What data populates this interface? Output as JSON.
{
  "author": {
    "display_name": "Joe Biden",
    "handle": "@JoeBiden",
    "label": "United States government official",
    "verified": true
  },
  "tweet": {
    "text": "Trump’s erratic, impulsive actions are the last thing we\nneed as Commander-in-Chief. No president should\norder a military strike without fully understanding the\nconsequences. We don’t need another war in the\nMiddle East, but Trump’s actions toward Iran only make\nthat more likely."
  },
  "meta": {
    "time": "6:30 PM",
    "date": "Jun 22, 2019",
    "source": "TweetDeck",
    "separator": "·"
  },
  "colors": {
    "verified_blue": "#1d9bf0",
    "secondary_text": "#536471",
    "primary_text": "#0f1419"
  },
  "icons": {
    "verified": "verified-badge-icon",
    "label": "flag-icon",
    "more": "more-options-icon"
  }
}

Goal of the exercise
Please reproduce every line of the material word for word.

Expected output
What data populates this interface? Output as JSON.
{
  "author": {
    "display_name": "Joe Biden",
    "handle": "@JoeBiden",
    "label": "United States government official",
    "verified": true
  },
  "tweet": {
    "text": "Trump’s erratic, impulsive actions are the last thing we\nneed as Commander-in-Chief. No president should\norder a military strike without fully understanding the\nconsequences. We don’t need another war in the\nMiddle East, but Trump’s actions toward Iran only make\nthat more likely."
  },
  "meta": {
    "time": "6:30 PM",
    "date": "Jun 22, 2019",
    "source": "TweetDeck",
    "separator": "·"
  },
  "colors": {
    "verified_blue": "#1d9bf0",
    "secondary_text": "#536471",
    "primary_text": "#0f1419"
  },
  "icons": {
    "verified": "verified-badge-icon",
    "label": "flag-icon",
    "more": "more-options-icon"
  }
}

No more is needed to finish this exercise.